A day after the DNA test came, the Child Welfare Committee (CWC) informed the Vanchiyoor family court that it has decided to hand over the child to its biological parents. The child was produced before the magistrate and then handed over to the parents, in front of the magistrate. 

Anupama was unmarried when she conceived the baby and her parents did not approve of her relationship with Ajith who was already married and was going through divorce proceedings. According to Anupama, her parents told her that they would accept the relationship once Anupama's sister's wedding was over. However, they seperated Anupama from her child and abandoned it at an electronic cradle. The child was then put up in foster care with a couple in Andhra Pradesh.

What made the case murky was that Anupama’s father Jayachandran, a CPI(M) leader abandoned the child with help from officials. Anupama has repeatedly alleged that various child welfare agencies helped her father.

+===+

[Brief 1]:
According to the custody-case passage, where was the child placed in foster care?
[Brief 2]:
In the custody-case passage, set down word for word the part that opens with the words "Anupama was unmarried" and closes with "helped her father.".
[Brief 3]:
Turn the paragraph of the custody-case passage that begins "Anupama was unmarried when she conceived" into a short bulleted list that keeps its main facts.
The rows have no connection to the custody-case passage.

[Source material]:

+===+

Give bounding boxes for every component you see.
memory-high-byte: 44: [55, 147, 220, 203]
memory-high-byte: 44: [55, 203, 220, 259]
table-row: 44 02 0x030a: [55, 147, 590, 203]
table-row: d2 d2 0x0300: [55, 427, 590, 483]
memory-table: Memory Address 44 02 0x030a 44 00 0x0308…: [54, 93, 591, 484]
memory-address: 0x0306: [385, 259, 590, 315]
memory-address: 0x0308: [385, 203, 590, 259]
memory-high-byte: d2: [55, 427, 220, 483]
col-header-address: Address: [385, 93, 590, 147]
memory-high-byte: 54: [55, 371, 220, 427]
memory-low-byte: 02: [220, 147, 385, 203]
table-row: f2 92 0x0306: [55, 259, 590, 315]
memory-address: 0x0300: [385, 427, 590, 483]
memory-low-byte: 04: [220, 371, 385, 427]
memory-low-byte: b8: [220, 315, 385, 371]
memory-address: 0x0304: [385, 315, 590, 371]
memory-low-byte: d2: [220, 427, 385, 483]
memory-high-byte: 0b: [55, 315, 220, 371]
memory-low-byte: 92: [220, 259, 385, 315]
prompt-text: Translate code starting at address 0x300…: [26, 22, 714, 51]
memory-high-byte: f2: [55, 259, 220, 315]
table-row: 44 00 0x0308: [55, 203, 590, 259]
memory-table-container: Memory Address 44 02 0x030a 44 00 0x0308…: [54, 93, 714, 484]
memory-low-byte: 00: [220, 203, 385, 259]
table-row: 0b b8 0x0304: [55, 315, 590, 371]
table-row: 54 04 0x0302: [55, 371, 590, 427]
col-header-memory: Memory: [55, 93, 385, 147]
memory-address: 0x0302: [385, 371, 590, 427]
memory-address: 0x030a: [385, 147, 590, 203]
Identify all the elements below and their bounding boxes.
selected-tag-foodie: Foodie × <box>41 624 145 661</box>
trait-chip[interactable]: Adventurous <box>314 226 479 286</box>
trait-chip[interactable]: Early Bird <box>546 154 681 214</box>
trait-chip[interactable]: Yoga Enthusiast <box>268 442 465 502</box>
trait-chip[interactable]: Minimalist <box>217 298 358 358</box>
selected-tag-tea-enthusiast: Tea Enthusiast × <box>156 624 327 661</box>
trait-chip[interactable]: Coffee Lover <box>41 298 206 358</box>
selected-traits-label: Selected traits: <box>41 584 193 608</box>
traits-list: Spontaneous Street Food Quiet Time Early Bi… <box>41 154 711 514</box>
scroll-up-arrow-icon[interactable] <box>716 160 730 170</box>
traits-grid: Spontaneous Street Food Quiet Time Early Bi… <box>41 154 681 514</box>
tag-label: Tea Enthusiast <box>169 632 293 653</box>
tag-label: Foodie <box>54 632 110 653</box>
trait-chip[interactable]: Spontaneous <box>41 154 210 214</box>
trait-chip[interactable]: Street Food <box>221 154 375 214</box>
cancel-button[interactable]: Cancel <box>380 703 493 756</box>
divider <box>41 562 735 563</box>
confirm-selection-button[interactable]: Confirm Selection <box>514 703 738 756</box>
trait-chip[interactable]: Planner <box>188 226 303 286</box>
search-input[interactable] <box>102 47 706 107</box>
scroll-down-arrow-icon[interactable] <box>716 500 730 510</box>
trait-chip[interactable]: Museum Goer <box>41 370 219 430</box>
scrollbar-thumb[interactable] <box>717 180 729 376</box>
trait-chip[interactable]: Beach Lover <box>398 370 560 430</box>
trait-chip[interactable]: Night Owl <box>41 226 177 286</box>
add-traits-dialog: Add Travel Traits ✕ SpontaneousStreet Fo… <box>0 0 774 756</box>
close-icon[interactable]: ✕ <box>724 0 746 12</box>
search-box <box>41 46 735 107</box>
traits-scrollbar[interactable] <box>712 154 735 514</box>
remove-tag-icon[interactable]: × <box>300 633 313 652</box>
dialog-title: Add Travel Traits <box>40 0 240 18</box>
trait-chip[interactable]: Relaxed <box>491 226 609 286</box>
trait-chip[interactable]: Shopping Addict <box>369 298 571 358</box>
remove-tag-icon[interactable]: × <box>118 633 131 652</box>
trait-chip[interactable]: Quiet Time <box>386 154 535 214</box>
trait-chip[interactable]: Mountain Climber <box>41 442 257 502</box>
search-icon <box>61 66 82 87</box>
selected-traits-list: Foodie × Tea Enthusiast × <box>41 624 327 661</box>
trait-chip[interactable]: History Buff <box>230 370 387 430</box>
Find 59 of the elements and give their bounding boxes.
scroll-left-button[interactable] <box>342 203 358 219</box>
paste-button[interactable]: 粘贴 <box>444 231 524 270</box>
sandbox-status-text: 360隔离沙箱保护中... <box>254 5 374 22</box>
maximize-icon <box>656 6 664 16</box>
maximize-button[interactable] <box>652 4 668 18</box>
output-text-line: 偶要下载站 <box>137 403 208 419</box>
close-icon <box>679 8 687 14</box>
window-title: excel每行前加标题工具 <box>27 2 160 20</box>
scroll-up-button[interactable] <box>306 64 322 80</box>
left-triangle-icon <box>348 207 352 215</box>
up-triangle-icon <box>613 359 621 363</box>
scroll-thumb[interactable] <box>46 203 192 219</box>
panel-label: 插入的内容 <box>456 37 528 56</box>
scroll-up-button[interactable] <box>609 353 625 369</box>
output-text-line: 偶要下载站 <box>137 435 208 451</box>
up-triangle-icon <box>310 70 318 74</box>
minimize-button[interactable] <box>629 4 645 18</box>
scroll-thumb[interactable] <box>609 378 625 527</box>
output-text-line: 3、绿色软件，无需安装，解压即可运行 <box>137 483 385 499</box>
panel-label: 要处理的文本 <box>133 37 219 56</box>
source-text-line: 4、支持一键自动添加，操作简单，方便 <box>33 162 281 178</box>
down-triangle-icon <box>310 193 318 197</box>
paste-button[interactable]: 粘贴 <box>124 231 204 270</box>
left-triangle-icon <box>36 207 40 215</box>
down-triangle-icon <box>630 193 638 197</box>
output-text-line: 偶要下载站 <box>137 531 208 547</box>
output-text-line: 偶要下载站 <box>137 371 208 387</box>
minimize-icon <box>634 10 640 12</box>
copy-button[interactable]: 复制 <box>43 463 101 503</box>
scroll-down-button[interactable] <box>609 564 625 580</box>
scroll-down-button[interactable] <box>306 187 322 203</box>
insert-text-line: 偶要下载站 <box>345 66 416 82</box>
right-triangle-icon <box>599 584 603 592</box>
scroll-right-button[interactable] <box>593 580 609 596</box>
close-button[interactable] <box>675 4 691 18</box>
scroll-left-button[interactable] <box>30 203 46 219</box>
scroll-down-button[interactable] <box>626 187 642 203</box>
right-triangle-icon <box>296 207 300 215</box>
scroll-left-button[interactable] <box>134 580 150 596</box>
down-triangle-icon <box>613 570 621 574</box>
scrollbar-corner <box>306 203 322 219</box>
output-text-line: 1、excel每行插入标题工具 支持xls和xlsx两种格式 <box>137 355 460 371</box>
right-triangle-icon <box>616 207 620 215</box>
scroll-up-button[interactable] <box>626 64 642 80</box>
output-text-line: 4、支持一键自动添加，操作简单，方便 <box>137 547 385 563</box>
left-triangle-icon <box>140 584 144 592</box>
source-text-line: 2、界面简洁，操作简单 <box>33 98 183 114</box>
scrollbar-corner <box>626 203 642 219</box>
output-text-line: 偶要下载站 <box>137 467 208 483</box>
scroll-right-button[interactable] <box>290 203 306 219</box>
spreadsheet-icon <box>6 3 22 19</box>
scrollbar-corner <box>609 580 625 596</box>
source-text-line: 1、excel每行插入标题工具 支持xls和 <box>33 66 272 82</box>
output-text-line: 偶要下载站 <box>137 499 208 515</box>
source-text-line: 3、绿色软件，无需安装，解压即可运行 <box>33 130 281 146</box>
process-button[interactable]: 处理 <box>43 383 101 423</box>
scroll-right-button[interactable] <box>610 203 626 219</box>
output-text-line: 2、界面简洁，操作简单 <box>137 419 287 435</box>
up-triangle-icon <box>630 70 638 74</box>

+===+

[Response area 1]:
With a couple in Andhra Pradesh.

[Response area 2]:
Anupama was unmarried when she conceived the baby and her parents did not approve of her relationship with Ajith who was already married and was going through divorce proceedings. According to Anupama, her parents told her that they would accept the relationship once Anupama's sister's wedding was over. However, they seperated Anupama from her child and abandoned it at an electronic cradle. The child was then put up in foster care with a couple in Andhra Pradesh.

What made the case murky was that Anupama’s father Jayachandran, a CPI(M) leader abandoned the child with help from officials. Anupama has repeatedly alleged that various child welfare agencies helped her father.

[Response area 3]:
- Anupama was unmarried when she conceived the baby.
- Her parents disapproved of her relationship with Ajith, who was already married and going through divorce proceedings.
- Anupama says her parents promised to accept the relationship after her sister's wedding.
- Instead, they separated Anupama from the child and abandoned it at an electronic cradle.
- The child was then placed in foster care with a couple in Andhra Pradesh.